» Given problem
Write out the records below once more, exactly as they stand.

Data excerpts:
┄┄┄┄┄┄┄┄┄┄

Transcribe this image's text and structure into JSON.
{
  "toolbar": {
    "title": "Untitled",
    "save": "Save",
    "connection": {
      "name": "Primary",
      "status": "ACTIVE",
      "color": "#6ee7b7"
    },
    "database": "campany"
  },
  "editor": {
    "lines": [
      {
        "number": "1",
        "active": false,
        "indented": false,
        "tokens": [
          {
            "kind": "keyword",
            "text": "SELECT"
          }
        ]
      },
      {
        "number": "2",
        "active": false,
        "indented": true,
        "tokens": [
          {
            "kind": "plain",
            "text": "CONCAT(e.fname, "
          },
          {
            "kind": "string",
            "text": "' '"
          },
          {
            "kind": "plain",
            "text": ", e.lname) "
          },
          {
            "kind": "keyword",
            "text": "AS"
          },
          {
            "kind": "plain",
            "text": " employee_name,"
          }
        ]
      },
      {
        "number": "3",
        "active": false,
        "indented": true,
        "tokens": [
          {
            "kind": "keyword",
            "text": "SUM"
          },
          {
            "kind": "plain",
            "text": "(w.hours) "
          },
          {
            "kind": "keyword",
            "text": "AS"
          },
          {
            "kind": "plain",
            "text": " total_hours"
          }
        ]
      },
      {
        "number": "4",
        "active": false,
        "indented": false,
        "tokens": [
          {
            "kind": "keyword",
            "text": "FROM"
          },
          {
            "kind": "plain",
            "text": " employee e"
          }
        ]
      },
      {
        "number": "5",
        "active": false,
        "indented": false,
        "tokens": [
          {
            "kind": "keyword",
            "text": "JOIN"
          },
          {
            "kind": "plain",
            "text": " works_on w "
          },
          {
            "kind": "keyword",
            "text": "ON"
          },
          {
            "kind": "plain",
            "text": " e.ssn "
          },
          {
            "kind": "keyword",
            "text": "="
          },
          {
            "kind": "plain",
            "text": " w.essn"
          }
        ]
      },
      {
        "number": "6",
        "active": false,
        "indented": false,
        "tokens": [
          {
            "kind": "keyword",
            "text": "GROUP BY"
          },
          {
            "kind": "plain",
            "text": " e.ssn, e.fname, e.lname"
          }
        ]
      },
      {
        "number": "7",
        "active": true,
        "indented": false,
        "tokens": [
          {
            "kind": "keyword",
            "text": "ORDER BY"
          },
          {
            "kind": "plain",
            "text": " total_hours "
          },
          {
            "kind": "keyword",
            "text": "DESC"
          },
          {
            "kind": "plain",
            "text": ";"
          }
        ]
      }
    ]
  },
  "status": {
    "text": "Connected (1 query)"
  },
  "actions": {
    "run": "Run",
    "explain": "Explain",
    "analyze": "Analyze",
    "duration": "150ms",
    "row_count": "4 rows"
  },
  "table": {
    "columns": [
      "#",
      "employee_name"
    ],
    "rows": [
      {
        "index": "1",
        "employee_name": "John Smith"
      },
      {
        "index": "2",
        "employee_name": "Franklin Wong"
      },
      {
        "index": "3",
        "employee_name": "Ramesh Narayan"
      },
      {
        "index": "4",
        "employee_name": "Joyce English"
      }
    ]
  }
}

┄┄┄┄┄┄┄┄┄┄

» Expected answer
Transcribe this image's text and structure into JSON.
{
  "toolbar": {
    "title": "Untitled",
    "save": "Save",
    "connection": {
      "name": "Primary",
      "status": "ACTIVE",
      "color": "#6ee7b7"
    },
    "database": "campany"
  },
  "editor": {
    "lines": [
      {
        "number": "1",
        "active": false,
        "indented": false,
        "tokens": [
          {
            "kind": "keyword",
            "text": "SELECT"
          }
        ]
      },
      {
        "number": "2",
        "active": false,
        "indented": true,
        "tokens": [
          {
            "kind": "plain",
            "text": "CONCAT(e.fname, "
          },
          {
            "kind": "string",
            "text": "' '"
          },
          {
            "kind": "plain",
            "text": ", e.lname) "
          },
          {
            "kind": "keyword",
            "text": "AS"
          },
          {
            "kind": "plain",
            "text": " employee_name,"
          }
        ]
      },
      {
        "number": "3",
        "active": false,
        "indented": true,
        "tokens": [
          {
            "kind": "keyword",
            "text": "SUM"
          },
          {
            "kind": "plain",
            "text": "(w.hours) "
          },
          {
            "kind": "keyword",
            "text": "AS"
          },
          {
            "kind": "plain",
            "text": " total_hours"
          }
        ]
      },
      {
        "number": "4",
        "active": false,
        "indented": false,
        "tokens": [
          {
            "kind": "keyword",
            "text": "FROM"
          },
          {
            "kind": "plain",
            "text": " employee e"
          }
        ]
      },
      {
        "number": "5",
        "active": false,
        "indented": false,
        "tokens": [
          {
            "kind": "keyword",
            "text": "JOIN"
          },
          {
            "kind": "plain",
            "text": " works_on w "
          },
          {
            "kind": "keyword",
            "text": "ON"
          },
          {
            "kind": "plain",
            "text": " e.ssn "
          },
          {
            "kind": "keyword",
            "text": "="
          },
          {
            "kind": "plain",
            "text": " w.essn"
          }
        ]
      },
      {
        "number": "6",
        "active": false,
        "indented": false,
        "tokens": [
          {
            "kind": "keyword",
            "text": "GROUP BY"
          },
          {
            "kind": "plain",
            "text": " e.ssn, e.fname, e.lname"
          }
        ]
      },
      {
        "number": "7",
        "active": true,
        "indented": false,
        "tokens": [
          {
            "kind": "keyword",
            "text": "ORDER BY"
          },
          {
            "kind": "plain",
            "text": " total_hours "
          },
          {
            "kind": "keyword",
            "text": "DESC"
          },
          {
            "kind": "plain",
            "text": ";"
          }
        ]
      }
    ]
  },
  "status": {
    "text": "Connected (1 query)"
  },
  "actions": {
    "run": "Run",
    "explain": "Explain",
    "analyze": "Analyze",
    "duration": "150ms",
    "row_count": "4 rows"
  },
  "table": {
    "columns": [
      "#",
      "employee_name"
    ],
    "rows": [
      {
        "index": "1",
        "employee_name": "John Smith"
      },
      {
        "index": "2",
        "employee_name": "Franklin Wong"
      },
      {
        "index": "3",
        "employee_name": "Ramesh Narayan"
      },
      {
        "index": "4",
        "employee_name": "Joyce English"
      }
    ]
  }
}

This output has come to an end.